Prompt: Search the listing below for "Sántha". Copy each matching line.

Dataset rows:
"""
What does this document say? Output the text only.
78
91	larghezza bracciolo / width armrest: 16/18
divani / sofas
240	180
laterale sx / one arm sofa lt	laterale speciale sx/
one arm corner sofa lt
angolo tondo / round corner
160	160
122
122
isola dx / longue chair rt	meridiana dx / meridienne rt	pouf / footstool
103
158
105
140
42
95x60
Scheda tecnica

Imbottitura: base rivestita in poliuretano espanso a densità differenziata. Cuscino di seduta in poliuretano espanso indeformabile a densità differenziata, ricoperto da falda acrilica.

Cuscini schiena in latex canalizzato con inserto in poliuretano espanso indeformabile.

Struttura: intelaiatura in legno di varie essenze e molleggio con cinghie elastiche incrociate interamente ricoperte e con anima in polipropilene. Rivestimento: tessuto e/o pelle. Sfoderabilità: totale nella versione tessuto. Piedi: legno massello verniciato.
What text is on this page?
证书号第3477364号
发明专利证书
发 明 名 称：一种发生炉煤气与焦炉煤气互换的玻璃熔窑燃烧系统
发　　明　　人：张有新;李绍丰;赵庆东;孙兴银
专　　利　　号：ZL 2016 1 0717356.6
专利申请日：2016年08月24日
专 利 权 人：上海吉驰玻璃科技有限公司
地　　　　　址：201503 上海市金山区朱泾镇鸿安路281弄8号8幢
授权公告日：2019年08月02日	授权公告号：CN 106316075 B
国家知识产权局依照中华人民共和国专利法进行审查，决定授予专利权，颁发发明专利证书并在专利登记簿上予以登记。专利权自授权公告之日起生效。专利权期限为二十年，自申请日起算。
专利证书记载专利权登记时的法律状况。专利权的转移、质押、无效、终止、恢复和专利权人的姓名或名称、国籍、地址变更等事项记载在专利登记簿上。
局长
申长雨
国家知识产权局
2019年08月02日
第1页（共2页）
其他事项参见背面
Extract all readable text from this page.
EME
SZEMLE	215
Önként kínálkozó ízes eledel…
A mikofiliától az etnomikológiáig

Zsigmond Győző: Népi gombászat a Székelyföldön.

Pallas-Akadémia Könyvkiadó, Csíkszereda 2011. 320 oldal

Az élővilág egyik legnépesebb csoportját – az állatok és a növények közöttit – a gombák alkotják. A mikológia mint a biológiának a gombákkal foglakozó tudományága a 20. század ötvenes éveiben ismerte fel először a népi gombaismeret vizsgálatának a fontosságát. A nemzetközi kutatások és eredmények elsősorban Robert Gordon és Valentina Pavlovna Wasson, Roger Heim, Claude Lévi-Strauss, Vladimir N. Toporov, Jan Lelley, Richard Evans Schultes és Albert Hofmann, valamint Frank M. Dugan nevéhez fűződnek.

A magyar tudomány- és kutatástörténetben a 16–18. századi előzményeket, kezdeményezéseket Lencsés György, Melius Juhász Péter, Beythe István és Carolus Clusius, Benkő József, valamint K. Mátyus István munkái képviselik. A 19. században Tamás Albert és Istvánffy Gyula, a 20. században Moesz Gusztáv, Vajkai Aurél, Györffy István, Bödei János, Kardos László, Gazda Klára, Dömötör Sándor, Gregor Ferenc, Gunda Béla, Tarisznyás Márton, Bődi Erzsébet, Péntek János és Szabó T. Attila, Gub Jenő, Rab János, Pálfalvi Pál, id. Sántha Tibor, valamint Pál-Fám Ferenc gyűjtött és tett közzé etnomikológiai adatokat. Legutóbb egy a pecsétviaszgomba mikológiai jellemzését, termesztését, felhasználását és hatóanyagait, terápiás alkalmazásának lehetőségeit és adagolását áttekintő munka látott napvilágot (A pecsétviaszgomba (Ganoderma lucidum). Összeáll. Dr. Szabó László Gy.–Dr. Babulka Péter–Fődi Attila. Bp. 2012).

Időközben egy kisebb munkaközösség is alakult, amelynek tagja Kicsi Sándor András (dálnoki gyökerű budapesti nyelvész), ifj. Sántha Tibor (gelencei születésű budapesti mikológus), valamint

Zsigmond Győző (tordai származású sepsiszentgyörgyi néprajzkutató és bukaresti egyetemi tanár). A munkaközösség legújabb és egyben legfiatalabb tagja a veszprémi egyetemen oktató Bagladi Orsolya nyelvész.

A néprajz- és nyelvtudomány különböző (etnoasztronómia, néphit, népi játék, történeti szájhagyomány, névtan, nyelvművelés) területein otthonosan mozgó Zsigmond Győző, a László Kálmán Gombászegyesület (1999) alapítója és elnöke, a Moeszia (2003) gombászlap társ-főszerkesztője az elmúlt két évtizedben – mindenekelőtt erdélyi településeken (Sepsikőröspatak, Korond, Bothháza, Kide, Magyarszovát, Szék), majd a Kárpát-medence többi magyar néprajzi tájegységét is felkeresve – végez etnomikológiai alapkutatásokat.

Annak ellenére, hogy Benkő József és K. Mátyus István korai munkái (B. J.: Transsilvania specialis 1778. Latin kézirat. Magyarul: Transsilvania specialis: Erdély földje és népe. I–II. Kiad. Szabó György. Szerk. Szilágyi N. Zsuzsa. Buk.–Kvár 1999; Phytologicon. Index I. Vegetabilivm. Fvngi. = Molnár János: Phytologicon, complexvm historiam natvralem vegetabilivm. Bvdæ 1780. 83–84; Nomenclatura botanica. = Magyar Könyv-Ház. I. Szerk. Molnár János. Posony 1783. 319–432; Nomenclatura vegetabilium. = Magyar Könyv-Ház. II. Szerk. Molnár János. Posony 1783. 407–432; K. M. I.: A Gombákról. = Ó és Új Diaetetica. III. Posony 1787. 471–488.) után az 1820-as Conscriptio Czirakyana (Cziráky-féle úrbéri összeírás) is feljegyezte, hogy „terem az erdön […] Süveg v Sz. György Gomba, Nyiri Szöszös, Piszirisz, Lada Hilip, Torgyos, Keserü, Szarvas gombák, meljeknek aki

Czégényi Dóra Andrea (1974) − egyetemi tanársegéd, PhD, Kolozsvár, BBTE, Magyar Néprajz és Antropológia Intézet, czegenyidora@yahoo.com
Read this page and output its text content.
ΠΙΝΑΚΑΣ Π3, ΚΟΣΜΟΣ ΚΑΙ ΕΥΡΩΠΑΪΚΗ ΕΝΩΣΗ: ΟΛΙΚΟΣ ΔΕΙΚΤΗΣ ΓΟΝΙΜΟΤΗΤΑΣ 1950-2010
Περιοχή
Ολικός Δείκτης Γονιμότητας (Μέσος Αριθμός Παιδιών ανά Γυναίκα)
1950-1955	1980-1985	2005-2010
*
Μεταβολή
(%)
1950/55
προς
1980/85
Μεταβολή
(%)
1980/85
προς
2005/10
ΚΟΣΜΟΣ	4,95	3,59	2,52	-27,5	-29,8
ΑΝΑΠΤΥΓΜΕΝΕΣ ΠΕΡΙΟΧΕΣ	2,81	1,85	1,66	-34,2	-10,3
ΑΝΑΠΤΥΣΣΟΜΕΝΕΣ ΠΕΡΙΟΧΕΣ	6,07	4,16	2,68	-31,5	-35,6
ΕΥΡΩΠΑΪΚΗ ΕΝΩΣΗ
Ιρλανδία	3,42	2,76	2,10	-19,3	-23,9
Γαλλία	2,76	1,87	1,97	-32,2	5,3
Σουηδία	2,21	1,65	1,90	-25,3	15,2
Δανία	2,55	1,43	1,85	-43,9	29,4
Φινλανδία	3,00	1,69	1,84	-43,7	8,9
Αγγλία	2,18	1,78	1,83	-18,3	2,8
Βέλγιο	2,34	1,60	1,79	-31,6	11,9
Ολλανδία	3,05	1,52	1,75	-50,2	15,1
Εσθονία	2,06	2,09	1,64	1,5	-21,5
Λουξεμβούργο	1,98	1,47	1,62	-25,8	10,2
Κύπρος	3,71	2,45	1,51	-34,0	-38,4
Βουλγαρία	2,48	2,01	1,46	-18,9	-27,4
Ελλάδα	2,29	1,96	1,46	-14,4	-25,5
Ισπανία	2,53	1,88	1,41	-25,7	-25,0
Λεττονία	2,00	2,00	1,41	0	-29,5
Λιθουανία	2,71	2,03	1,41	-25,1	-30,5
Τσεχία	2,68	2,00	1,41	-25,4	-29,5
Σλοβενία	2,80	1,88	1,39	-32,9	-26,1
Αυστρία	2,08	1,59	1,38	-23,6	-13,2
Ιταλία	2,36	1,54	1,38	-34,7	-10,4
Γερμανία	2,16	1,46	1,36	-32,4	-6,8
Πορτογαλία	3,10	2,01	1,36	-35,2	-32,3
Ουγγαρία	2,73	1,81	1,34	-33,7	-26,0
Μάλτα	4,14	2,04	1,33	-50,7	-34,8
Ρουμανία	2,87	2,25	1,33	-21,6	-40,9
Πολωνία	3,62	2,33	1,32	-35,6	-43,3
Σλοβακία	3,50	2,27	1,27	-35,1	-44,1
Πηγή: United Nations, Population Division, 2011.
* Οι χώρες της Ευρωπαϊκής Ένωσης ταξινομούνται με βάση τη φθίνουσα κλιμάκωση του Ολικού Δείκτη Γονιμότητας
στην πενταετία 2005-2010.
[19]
"""
Task answer:
A magyar tudomány- és kutatástörténetben a 16–18. századi előzményeket, kezdeményezéseket Lencsés György, Melius Juhász Péter, Beythe István és Carolus Clusius, Benkő József, valamint K. Mátyus István munkái képviselik. A 19. században Tamás Albert és Istvánffy Gyula, a 20. században Moesz Gusztáv, Vajkai Aurél, Györffy István, Bödei János, Kardos László, Gazda Klára, Dömötör Sándor, Gregor Ferenc, Gunda Béla, Tarisznyás Márton, Bődi Erzsébet, Péntek János és Szabó T. Attila, Gub Jenő, Rab János, Pálfalvi Pál, id. Sántha Tibor, valamint Pál-Fám Ferenc gyűjtött és tett közzé etnomikológiai adatokat. Legutóbb egy a pecsétviaszgomba mikológiai jellemzését, termesztését, felhasználását és hatóanyagait, terápiás alkalmazásának lehetőségeit és adagolását áttekintő munka látott napvilágot (A pecsétviaszgomba (Ganoderma lucidum). Összeáll. Dr. Szabó László Gy.–Dr. Babulka Péter–Fődi Attila. Bp. 2012).
Időközben egy kisebb munkaközösség is alakult, amelynek tagja Kicsi Sándor András (dálnoki gyökerű budapesti nyelvész), ifj. Sántha Tibor (gelencei születésű budapesti mikológus), valamint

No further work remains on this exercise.